● Records for the exercise
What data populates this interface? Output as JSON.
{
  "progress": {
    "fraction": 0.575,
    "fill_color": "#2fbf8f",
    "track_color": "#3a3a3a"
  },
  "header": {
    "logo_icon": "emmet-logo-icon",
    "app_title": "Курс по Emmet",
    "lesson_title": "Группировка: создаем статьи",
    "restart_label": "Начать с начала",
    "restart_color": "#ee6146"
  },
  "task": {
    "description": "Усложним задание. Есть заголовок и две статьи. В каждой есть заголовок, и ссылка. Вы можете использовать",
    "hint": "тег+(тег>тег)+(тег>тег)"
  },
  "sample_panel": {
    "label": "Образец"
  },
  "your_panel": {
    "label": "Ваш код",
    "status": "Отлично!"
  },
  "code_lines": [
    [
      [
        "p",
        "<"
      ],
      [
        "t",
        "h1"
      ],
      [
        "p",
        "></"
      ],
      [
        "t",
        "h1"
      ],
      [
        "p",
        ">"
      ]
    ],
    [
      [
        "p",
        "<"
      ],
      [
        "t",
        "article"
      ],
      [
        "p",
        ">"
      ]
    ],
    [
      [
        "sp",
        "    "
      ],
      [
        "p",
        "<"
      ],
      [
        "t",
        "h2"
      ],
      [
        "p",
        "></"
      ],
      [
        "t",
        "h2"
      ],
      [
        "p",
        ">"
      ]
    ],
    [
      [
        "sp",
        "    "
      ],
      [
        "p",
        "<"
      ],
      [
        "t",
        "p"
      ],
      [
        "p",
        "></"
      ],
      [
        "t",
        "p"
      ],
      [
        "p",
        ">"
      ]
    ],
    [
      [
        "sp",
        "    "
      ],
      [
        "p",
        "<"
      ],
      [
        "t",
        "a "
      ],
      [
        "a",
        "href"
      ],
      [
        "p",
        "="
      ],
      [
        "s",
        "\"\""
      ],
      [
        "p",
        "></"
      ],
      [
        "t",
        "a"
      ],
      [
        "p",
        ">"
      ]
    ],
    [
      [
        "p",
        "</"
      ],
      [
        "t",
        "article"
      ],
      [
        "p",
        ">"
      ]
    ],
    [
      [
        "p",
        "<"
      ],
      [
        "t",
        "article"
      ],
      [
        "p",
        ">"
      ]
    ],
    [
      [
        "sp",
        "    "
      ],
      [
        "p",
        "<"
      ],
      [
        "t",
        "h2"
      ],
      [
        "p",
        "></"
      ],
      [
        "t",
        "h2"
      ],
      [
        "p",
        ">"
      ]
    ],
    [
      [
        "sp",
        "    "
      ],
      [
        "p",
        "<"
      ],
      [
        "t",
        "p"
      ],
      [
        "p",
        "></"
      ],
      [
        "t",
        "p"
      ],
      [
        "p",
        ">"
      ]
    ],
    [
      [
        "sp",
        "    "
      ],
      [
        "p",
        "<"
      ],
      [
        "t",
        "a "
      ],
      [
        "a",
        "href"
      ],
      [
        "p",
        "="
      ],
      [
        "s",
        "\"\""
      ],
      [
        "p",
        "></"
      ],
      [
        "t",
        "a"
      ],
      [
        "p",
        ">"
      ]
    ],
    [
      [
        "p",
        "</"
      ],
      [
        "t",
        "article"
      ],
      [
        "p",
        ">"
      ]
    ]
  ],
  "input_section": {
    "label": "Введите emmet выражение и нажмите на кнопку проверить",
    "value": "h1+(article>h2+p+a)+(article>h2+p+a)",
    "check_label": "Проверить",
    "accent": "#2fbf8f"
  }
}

● Exercise task
Return only the number of lines in the entries that contain the string "статьи".

● Solution
2